* _WHAT YOU ARE ASKED TO DO_
Reproduce only the lines that begin at the line with "What data populates" and run to the end of the entries; omit every picture.

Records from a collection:
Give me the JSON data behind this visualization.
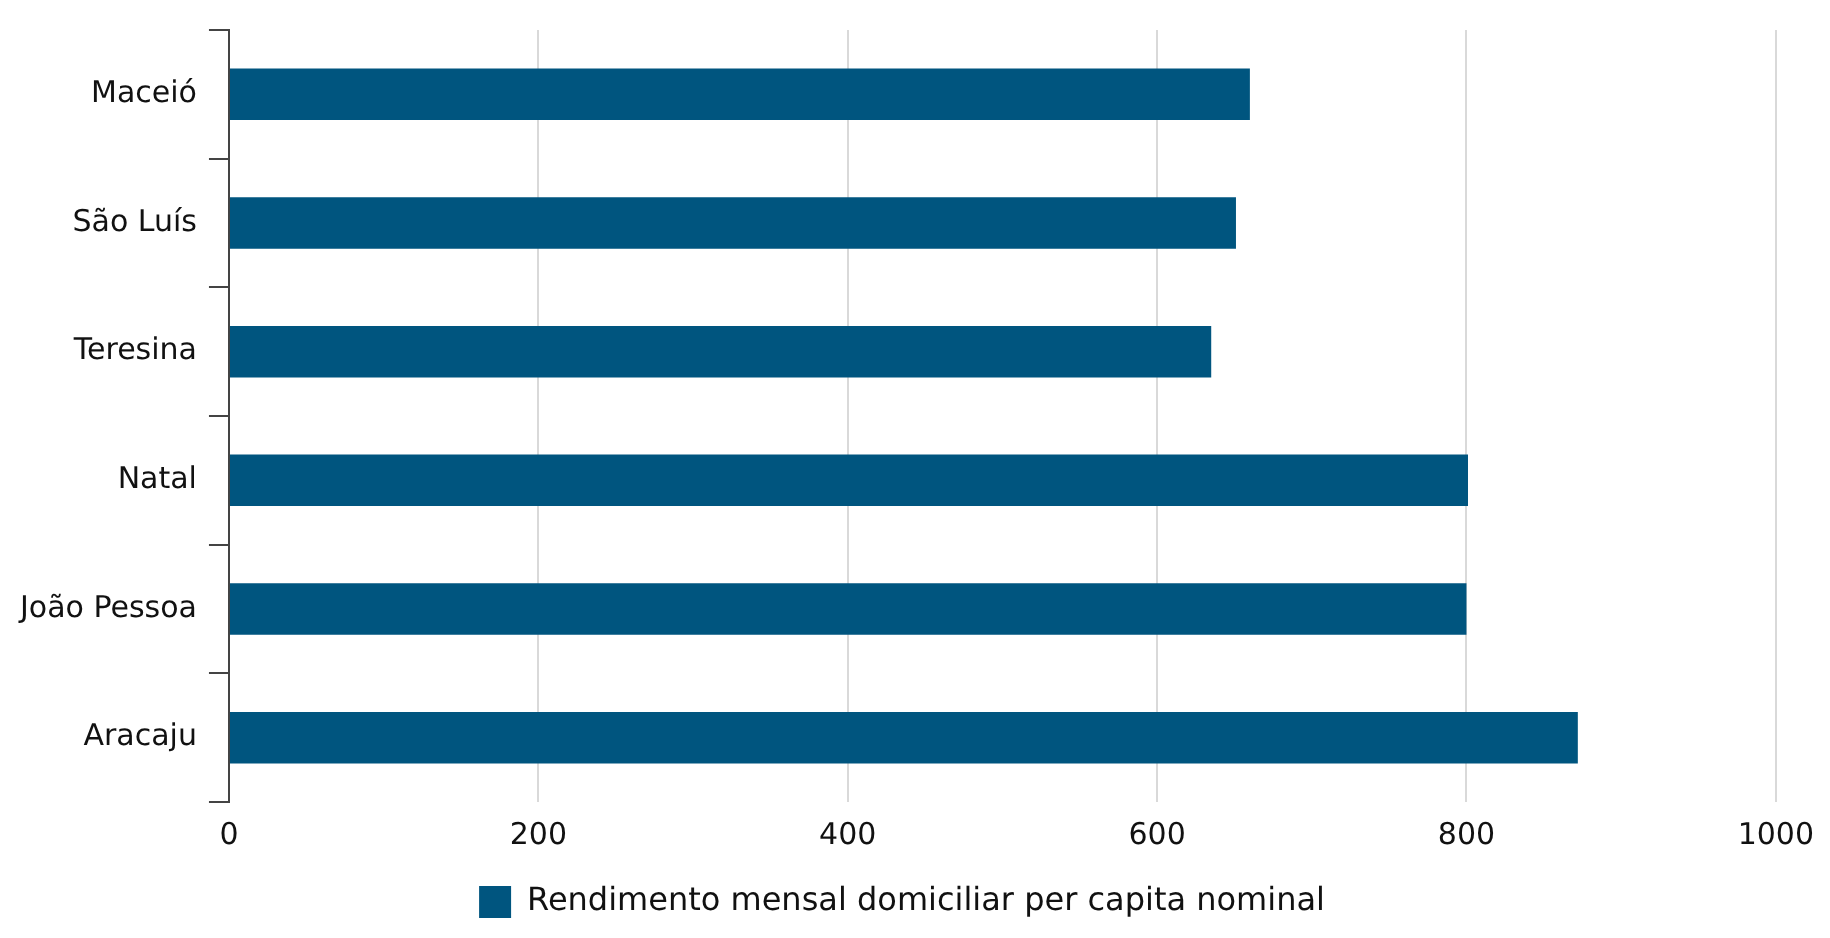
{
  "chart_data": {
    "type": "bar",
    "orientation": "horizontal",
    "categories": [
      "Maceió",
      "São Luís",
      "Teresina",
      "Natal",
      "João Pessoa",
      "Aracaju"
    ],
    "series": [
      {
        "name": "Rendimento mensal domiciliar per capita nominal",
        "color": "#00557f",
        "values": [
          660,
          651,
          635,
          801,
          800,
          872
        ]
      }
    ],
    "xlim": [
      0,
      1000
    ],
    "xticks": [
      0,
      200,
      400,
      600,
      800,
      1000
    ],
    "grid": "x",
    "legend": "bottom"
  }
}
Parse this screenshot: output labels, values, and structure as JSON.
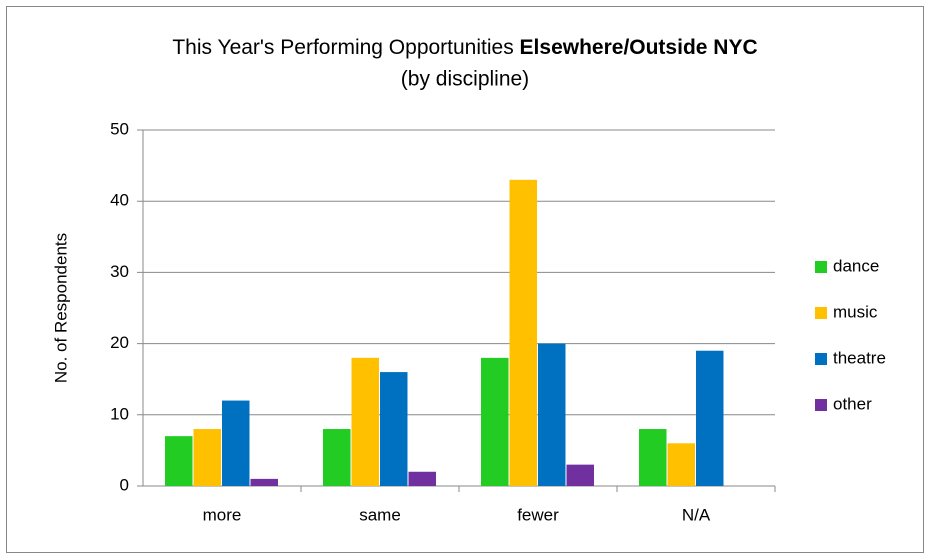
{
  "chart_data": {
    "type": "bar",
    "title": "This Year's Performing Opportunities",
    "title_emphasis": "Elsewhere/Outside NYC",
    "subtitle": "(by discipline)",
    "y_label": "No. of Respondents",
    "categories": [
      "more",
      "same",
      "fewer",
      "N/A"
    ],
    "series": [
      {
        "name": "dance",
        "color": "#22cc22",
        "values": [
          7,
          8,
          18,
          8
        ]
      },
      {
        "name": "music",
        "color": "#ffc000",
        "values": [
          8,
          18,
          43,
          6
        ]
      },
      {
        "name": "theatre",
        "color": "#0070c0",
        "values": [
          12,
          16,
          20,
          19
        ]
      },
      {
        "name": "other",
        "color": "#7030a0",
        "values": [
          1,
          2,
          3,
          0
        ]
      }
    ],
    "ylim": [
      0,
      50
    ],
    "yticks": [
      0,
      10,
      20,
      30,
      40,
      50
    ],
    "grid": true,
    "legend": "right"
  }
}
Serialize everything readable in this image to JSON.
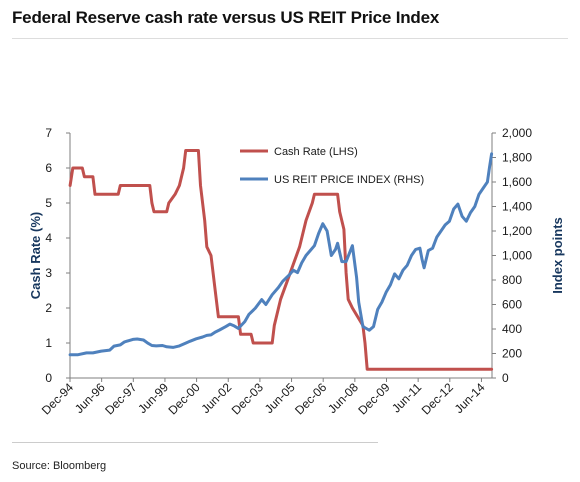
{
  "title": "Federal Reserve cash rate versus US REIT Price Index",
  "source": "Source: Bloomberg",
  "colors": {
    "cash_rate": "#c0504d",
    "reit": "#4f81bd",
    "axis_label": "#17375e"
  },
  "chart_data": {
    "type": "line",
    "x_ticks": [
      "Dec-94",
      "Jun-96",
      "Dec-97",
      "Jun-99",
      "Dec-00",
      "Jun-02",
      "Dec-03",
      "Jun-05",
      "Dec-06",
      "Jun-08",
      "Dec-09",
      "Jun-11",
      "Dec-12",
      "Jun-14"
    ],
    "x_range": [
      1994.917,
      2014.917
    ],
    "left_axis": {
      "label": "Cash Rate (%)",
      "ylim": [
        0,
        7
      ],
      "ticks": [
        "0",
        "1",
        "2",
        "3",
        "4",
        "5",
        "6",
        "7"
      ]
    },
    "right_axis": {
      "label": "Index points",
      "ylim": [
        0,
        2000
      ],
      "ticks": [
        "0",
        "200",
        "400",
        "600",
        "800",
        "1,000",
        "1,200",
        "1,400",
        "1,600",
        "1,800",
        "2,000"
      ]
    },
    "legend_position": "top-center",
    "series": [
      {
        "name": "Cash Rate (LHS)",
        "axis": "left",
        "points": [
          [
            1994.92,
            5.5
          ],
          [
            1995.05,
            6.0
          ],
          [
            1995.5,
            6.0
          ],
          [
            1995.6,
            5.75
          ],
          [
            1996.0,
            5.75
          ],
          [
            1996.1,
            5.25
          ],
          [
            1997.2,
            5.25
          ],
          [
            1997.3,
            5.5
          ],
          [
            1998.7,
            5.5
          ],
          [
            1998.8,
            5.0
          ],
          [
            1998.9,
            4.75
          ],
          [
            1999.5,
            4.75
          ],
          [
            1999.6,
            5.0
          ],
          [
            1999.9,
            5.25
          ],
          [
            2000.1,
            5.5
          ],
          [
            2000.3,
            6.0
          ],
          [
            2000.4,
            6.5
          ],
          [
            2001.0,
            6.5
          ],
          [
            2001.1,
            5.5
          ],
          [
            2001.3,
            4.5
          ],
          [
            2001.4,
            3.75
          ],
          [
            2001.6,
            3.5
          ],
          [
            2001.8,
            2.5
          ],
          [
            2001.95,
            1.75
          ],
          [
            2002.3,
            1.75
          ],
          [
            2002.9,
            1.75
          ],
          [
            2003.0,
            1.25
          ],
          [
            2003.5,
            1.25
          ],
          [
            2003.6,
            1.0
          ],
          [
            2004.5,
            1.0
          ],
          [
            2004.6,
            1.5
          ],
          [
            2004.9,
            2.25
          ],
          [
            2005.2,
            2.75
          ],
          [
            2005.5,
            3.25
          ],
          [
            2005.8,
            3.75
          ],
          [
            2006.1,
            4.5
          ],
          [
            2006.4,
            5.0
          ],
          [
            2006.5,
            5.25
          ],
          [
            2007.6,
            5.25
          ],
          [
            2007.7,
            4.75
          ],
          [
            2007.9,
            4.25
          ],
          [
            2008.0,
            3.0
          ],
          [
            2008.1,
            2.25
          ],
          [
            2008.3,
            2.0
          ],
          [
            2008.8,
            1.5
          ],
          [
            2008.9,
            1.0
          ],
          [
            2009.0,
            0.25
          ],
          [
            2014.9,
            0.25
          ]
        ]
      },
      {
        "name": "US REIT PRICE INDEX (RHS)",
        "axis": "right",
        "points": [
          [
            1994.92,
            190
          ],
          [
            1995.3,
            190
          ],
          [
            1995.7,
            205
          ],
          [
            1996.0,
            205
          ],
          [
            1996.4,
            220
          ],
          [
            1996.8,
            228
          ],
          [
            1997.0,
            260
          ],
          [
            1997.3,
            270
          ],
          [
            1997.5,
            295
          ],
          [
            1997.9,
            315
          ],
          [
            1998.1,
            318
          ],
          [
            1998.4,
            310
          ],
          [
            1998.6,
            285
          ],
          [
            1998.8,
            265
          ],
          [
            1999.0,
            262
          ],
          [
            1999.3,
            265
          ],
          [
            1999.5,
            255
          ],
          [
            1999.8,
            250
          ],
          [
            2000.1,
            262
          ],
          [
            2000.4,
            285
          ],
          [
            2000.6,
            300
          ],
          [
            2000.9,
            320
          ],
          [
            2001.2,
            335
          ],
          [
            2001.4,
            348
          ],
          [
            2001.6,
            352
          ],
          [
            2001.8,
            375
          ],
          [
            2002.0,
            392
          ],
          [
            2002.3,
            420
          ],
          [
            2002.5,
            440
          ],
          [
            2002.7,
            425
          ],
          [
            2002.9,
            405
          ],
          [
            2003.2,
            460
          ],
          [
            2003.4,
            520
          ],
          [
            2003.7,
            570
          ],
          [
            2004.0,
            640
          ],
          [
            2004.2,
            600
          ],
          [
            2004.5,
            680
          ],
          [
            2004.8,
            740
          ],
          [
            2005.0,
            790
          ],
          [
            2005.3,
            840
          ],
          [
            2005.5,
            880
          ],
          [
            2005.7,
            860
          ],
          [
            2005.9,
            940
          ],
          [
            2006.1,
            1000
          ],
          [
            2006.3,
            1040
          ],
          [
            2006.5,
            1080
          ],
          [
            2006.7,
            1180
          ],
          [
            2006.9,
            1260
          ],
          [
            2007.1,
            1200
          ],
          [
            2007.3,
            1000
          ],
          [
            2007.5,
            1050
          ],
          [
            2007.6,
            1100
          ],
          [
            2007.8,
            950
          ],
          [
            2008.0,
            950
          ],
          [
            2008.3,
            1080
          ],
          [
            2008.5,
            820
          ],
          [
            2008.6,
            620
          ],
          [
            2008.8,
            420
          ],
          [
            2009.0,
            400
          ],
          [
            2009.1,
            390
          ],
          [
            2009.3,
            420
          ],
          [
            2009.5,
            560
          ],
          [
            2009.7,
            620
          ],
          [
            2009.9,
            700
          ],
          [
            2010.1,
            760
          ],
          [
            2010.3,
            850
          ],
          [
            2010.5,
            810
          ],
          [
            2010.7,
            880
          ],
          [
            2010.9,
            920
          ],
          [
            2011.1,
            1000
          ],
          [
            2011.3,
            1050
          ],
          [
            2011.5,
            1060
          ],
          [
            2011.6,
            970
          ],
          [
            2011.7,
            900
          ],
          [
            2011.9,
            1040
          ],
          [
            2012.1,
            1060
          ],
          [
            2012.3,
            1150
          ],
          [
            2012.5,
            1200
          ],
          [
            2012.7,
            1250
          ],
          [
            2012.9,
            1280
          ],
          [
            2013.1,
            1380
          ],
          [
            2013.3,
            1420
          ],
          [
            2013.5,
            1320
          ],
          [
            2013.7,
            1280
          ],
          [
            2013.9,
            1350
          ],
          [
            2014.1,
            1400
          ],
          [
            2014.3,
            1500
          ],
          [
            2014.5,
            1550
          ],
          [
            2014.7,
            1600
          ],
          [
            2014.8,
            1720
          ],
          [
            2014.9,
            1830
          ]
        ]
      }
    ]
  }
}
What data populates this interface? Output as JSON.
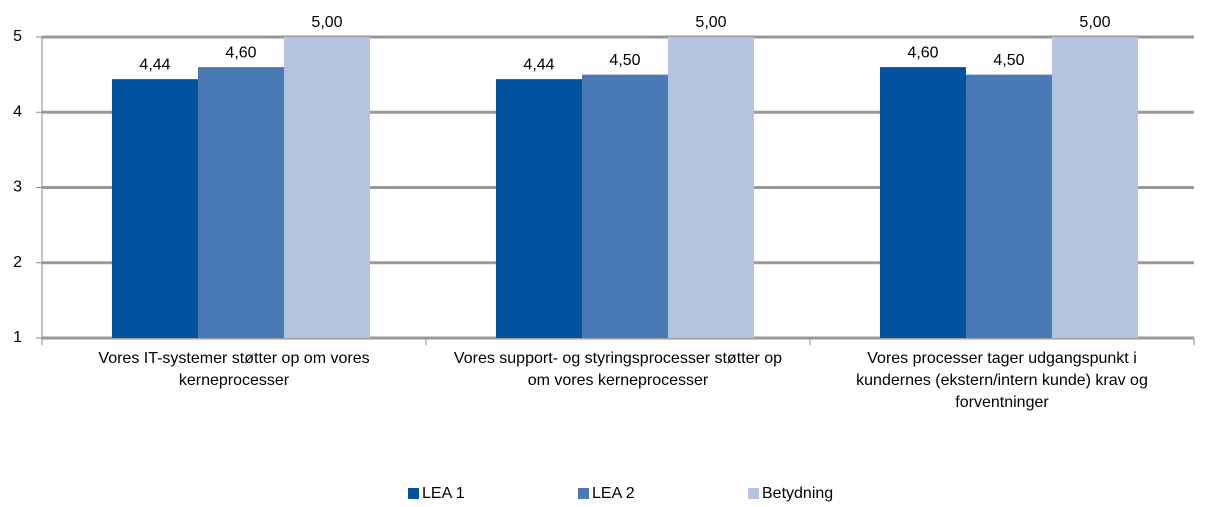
{
  "chart_data": {
    "type": "bar",
    "categories": [
      "Vores IT-systemer støtter op om vores kerneprocesser",
      "Vores support- og styringsprocesser støtter op om vores kerneprocesser",
      "Vores processer tager udgangspunkt i kundernes (ekstern/intern kunde) krav og forventninger"
    ],
    "series": [
      {
        "name": "LEA 1",
        "color": "#00539f",
        "values": [
          4.44,
          4.44,
          4.6
        ],
        "value_labels": [
          "4,44",
          "4,44",
          "4,60"
        ]
      },
      {
        "name": "LEA 2",
        "color": "#4a7ab4",
        "values": [
          4.6,
          4.5,
          4.5
        ],
        "value_labels": [
          "4,60",
          "4,50",
          "4,50"
        ]
      },
      {
        "name": "Betydning",
        "color": "#b5c3df",
        "values": [
          5,
          5,
          5
        ],
        "value_labels": [
          "5,00",
          "5,00",
          "5,00"
        ]
      }
    ],
    "ylim": [
      1,
      5
    ],
    "yticks": [
      1,
      2,
      3,
      4,
      5
    ],
    "grid": true,
    "legend": "bottom"
  }
}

* _SOLUTION FOR THIS TASK_
What data populates this interface? Output as JSON.
{
  "chart_data": {
    "type": "bar",
    "categories": [
      "Vores IT-systemer støtter op om vores kerneprocesser",
      "Vores support- og styringsprocesser støtter op om vores kerneprocesser",
      "Vores processer tager udgangspunkt i kundernes (ekstern/intern kunde) krav og forventninger"
    ],
    "series": [
      {
        "name": "LEA 1",
        "color": "#00539f",
        "values": [
          4.44,
          4.44,
          4.6
        ],
        "value_labels": [
          "4,44",
          "4,44",
          "4,60"
        ]
      },
      {
        "name": "LEA 2",
        "color": "#4a7ab4",
        "values": [
          4.6,
          4.5,
          4.5
        ],
        "value_labels": [
          "4,60",
          "4,50",
          "4,50"
        ]
      },
      {
        "name": "Betydning",
        "color": "#b5c3df",
        "values": [
          5,
          5,
          5
        ],
        "value_labels": [
          "5,00",
          "5,00",
          "5,00"
        ]
      }
    ],
    "ylim": [
      1,
      5
    ],
    "yticks": [
      1,
      2,
      3,
      4,
      5
    ],
    "grid": true,
    "legend": "bottom"
  }
}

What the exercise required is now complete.